Page layout parsing data:
- Opening Delimiter -

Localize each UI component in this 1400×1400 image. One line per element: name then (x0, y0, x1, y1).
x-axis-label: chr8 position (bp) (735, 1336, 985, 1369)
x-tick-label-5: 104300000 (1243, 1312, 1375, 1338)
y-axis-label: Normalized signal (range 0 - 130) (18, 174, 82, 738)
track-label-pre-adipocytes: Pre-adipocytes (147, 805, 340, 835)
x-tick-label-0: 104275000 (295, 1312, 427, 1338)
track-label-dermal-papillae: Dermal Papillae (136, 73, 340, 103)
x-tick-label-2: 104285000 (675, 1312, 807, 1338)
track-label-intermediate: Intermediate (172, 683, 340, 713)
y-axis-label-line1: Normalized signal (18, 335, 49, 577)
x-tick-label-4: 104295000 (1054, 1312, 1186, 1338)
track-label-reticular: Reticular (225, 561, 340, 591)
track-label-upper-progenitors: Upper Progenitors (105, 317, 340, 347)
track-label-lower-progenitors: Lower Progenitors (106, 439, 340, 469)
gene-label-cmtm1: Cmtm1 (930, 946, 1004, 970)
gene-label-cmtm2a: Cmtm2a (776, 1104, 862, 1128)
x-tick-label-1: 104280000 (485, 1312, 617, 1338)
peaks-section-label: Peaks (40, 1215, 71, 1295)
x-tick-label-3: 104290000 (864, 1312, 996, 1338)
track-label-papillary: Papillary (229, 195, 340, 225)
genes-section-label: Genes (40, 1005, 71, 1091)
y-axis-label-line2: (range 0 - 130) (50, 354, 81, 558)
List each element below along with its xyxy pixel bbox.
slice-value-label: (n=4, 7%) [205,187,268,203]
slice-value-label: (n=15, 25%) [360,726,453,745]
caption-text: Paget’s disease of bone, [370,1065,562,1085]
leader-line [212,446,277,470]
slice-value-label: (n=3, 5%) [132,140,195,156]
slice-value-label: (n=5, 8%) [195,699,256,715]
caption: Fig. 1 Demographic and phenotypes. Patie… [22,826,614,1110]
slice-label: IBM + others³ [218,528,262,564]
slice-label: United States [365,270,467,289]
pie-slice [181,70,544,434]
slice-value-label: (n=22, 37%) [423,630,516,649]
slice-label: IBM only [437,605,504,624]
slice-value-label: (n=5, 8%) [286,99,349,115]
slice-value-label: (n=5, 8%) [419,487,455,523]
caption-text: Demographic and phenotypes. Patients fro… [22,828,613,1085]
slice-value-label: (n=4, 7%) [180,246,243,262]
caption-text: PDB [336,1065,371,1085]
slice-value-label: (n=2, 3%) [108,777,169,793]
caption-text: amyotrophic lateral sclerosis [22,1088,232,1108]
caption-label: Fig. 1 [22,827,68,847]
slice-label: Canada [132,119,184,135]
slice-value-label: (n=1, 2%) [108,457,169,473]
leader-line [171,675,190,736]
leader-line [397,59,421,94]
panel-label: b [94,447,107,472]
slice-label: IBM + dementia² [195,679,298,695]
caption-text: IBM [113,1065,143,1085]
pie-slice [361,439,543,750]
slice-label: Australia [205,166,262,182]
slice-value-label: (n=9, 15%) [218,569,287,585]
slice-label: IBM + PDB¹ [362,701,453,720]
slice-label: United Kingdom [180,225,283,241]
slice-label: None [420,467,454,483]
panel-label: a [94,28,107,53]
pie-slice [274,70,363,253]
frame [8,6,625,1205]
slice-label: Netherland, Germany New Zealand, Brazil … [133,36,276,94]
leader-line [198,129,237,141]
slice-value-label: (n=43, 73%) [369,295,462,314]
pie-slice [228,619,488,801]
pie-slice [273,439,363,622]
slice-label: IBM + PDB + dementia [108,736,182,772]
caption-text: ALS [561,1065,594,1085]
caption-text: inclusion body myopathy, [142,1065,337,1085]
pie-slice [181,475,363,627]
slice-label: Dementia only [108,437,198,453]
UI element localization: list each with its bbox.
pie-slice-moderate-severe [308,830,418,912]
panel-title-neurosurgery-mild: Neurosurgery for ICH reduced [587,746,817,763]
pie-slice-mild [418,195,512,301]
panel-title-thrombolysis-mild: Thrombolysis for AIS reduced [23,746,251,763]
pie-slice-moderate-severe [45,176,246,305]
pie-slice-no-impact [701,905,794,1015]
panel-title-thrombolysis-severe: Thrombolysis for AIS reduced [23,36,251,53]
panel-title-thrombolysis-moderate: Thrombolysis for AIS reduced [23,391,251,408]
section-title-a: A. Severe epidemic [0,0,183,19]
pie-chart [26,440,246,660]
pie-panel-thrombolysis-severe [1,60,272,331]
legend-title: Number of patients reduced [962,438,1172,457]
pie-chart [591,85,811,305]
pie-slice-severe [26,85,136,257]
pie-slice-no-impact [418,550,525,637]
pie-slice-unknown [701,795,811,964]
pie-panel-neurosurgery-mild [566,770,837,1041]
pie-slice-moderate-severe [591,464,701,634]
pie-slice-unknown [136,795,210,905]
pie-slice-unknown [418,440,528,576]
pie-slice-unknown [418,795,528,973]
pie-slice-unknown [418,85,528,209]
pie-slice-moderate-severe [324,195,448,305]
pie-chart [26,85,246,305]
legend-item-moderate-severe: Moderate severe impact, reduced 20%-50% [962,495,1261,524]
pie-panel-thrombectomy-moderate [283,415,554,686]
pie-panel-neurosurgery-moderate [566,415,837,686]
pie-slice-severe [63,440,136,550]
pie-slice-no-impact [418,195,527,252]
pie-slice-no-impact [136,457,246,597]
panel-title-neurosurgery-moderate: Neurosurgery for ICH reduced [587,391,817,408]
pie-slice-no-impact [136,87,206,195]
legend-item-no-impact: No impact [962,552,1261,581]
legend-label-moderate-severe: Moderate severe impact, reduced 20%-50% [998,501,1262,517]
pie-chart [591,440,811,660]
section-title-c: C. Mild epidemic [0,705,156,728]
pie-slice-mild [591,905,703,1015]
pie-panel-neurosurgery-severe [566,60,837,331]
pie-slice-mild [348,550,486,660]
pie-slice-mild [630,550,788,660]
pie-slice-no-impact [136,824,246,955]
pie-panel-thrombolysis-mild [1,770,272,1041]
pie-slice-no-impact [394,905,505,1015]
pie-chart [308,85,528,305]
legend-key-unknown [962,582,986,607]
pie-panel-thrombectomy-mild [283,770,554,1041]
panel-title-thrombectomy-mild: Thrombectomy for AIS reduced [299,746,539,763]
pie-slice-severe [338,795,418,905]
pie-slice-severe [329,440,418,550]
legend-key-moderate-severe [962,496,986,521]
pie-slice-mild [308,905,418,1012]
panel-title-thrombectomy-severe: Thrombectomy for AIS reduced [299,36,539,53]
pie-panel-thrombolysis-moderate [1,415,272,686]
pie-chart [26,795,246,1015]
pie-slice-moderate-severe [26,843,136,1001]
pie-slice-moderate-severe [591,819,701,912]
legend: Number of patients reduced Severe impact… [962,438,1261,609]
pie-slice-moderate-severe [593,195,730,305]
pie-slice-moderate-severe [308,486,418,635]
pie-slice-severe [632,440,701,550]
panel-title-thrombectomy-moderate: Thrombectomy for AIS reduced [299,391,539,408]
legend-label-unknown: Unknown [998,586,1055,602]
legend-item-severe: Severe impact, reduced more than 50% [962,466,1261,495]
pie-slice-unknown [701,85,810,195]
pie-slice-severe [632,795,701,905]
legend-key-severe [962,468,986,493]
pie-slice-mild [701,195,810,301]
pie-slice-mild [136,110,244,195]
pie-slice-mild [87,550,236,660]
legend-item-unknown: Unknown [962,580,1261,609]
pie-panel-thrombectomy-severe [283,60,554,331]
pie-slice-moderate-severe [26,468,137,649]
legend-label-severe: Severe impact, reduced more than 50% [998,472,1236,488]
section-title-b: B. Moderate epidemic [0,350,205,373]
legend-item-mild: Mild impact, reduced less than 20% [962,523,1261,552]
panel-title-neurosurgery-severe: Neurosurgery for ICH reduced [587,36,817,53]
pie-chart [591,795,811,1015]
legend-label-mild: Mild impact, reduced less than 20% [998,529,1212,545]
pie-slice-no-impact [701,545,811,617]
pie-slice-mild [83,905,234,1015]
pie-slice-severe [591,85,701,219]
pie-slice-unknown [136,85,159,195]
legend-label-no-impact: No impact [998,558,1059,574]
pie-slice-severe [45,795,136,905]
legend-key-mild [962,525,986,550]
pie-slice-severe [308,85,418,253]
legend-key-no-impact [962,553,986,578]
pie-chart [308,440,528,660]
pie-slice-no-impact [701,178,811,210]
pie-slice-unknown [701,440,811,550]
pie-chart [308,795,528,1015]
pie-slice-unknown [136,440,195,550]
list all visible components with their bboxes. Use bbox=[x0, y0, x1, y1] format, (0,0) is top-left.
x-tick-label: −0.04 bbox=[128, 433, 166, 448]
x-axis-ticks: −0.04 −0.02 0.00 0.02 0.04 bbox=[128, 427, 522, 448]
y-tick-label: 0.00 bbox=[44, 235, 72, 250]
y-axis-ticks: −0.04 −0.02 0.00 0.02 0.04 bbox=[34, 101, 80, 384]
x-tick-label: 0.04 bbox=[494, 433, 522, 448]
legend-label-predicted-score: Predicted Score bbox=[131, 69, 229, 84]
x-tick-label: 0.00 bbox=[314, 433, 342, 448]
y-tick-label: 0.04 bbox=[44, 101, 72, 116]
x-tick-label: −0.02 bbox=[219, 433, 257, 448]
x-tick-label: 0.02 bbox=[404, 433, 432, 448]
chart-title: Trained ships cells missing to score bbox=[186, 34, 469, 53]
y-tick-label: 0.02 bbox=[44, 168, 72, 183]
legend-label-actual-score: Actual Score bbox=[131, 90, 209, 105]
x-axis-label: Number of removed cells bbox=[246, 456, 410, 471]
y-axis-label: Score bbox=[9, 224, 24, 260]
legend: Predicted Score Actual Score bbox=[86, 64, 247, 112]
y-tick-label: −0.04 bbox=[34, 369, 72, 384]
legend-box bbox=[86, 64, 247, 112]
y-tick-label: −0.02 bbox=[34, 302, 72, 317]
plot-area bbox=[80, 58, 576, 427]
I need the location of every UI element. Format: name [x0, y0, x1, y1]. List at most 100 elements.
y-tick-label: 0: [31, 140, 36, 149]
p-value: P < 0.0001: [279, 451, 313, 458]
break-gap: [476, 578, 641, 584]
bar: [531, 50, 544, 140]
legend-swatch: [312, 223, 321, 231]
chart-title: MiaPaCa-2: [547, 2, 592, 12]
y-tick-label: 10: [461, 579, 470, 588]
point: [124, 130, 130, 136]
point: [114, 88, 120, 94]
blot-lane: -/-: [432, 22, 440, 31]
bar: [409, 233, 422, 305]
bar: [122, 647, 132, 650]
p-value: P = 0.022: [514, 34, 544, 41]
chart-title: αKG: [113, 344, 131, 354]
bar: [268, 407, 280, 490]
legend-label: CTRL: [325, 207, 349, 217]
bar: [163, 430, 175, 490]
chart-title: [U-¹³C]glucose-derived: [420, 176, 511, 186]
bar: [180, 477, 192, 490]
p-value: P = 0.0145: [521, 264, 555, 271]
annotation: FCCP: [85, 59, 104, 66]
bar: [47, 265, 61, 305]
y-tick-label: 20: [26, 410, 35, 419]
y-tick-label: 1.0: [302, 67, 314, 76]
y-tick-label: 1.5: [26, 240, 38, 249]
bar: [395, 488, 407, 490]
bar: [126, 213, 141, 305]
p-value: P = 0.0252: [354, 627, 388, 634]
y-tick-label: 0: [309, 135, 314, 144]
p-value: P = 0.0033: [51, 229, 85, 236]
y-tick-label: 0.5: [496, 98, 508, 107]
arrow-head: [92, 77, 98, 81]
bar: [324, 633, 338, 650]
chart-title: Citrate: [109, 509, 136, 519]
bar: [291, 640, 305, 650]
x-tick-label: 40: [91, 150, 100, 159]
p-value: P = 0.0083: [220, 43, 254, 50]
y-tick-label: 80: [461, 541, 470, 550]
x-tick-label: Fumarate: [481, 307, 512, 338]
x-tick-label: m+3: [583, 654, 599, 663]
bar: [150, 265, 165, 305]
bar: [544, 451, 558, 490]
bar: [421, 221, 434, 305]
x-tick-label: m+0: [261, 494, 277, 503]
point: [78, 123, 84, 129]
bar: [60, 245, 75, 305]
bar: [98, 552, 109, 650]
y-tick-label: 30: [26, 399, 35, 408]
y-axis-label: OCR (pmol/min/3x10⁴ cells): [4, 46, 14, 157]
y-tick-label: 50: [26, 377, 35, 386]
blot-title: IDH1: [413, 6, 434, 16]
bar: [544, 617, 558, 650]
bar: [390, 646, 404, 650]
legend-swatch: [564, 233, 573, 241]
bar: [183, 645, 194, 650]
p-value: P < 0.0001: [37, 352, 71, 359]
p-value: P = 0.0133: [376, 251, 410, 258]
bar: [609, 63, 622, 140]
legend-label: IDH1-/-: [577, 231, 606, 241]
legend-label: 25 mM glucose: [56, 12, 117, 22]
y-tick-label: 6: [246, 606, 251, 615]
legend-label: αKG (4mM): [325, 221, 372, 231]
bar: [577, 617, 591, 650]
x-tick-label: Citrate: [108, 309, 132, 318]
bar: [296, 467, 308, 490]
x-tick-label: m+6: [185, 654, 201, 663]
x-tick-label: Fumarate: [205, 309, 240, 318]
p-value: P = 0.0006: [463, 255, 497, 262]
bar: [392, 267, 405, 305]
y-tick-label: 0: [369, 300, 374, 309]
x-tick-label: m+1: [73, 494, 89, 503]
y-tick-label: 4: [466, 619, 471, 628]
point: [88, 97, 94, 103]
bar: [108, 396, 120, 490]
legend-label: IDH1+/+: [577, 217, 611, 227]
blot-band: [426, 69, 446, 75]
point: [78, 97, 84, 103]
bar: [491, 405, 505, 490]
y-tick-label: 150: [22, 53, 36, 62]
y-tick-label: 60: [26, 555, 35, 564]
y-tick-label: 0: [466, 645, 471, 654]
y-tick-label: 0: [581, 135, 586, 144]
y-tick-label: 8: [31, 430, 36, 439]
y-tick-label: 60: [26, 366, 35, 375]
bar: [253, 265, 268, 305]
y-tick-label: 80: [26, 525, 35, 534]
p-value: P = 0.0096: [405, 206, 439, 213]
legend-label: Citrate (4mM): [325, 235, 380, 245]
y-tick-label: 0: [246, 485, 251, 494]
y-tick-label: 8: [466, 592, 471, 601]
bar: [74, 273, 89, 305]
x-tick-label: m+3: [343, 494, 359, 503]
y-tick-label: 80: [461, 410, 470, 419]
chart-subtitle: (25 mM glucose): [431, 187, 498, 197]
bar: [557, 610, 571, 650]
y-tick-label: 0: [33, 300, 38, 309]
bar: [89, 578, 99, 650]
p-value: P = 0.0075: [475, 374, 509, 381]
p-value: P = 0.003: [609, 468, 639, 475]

- Closing Delimiter -

### Required action
Working through the records, copy each line in which the word "glucose" appears.

### Result
chart-title: [U-¹³C]glucose-derived: [420, 176, 511, 186]
legend-label: 25 mM glucose: [56, 12, 117, 22]
chart-subtitle: (25 mM glucose): [431, 187, 498, 197]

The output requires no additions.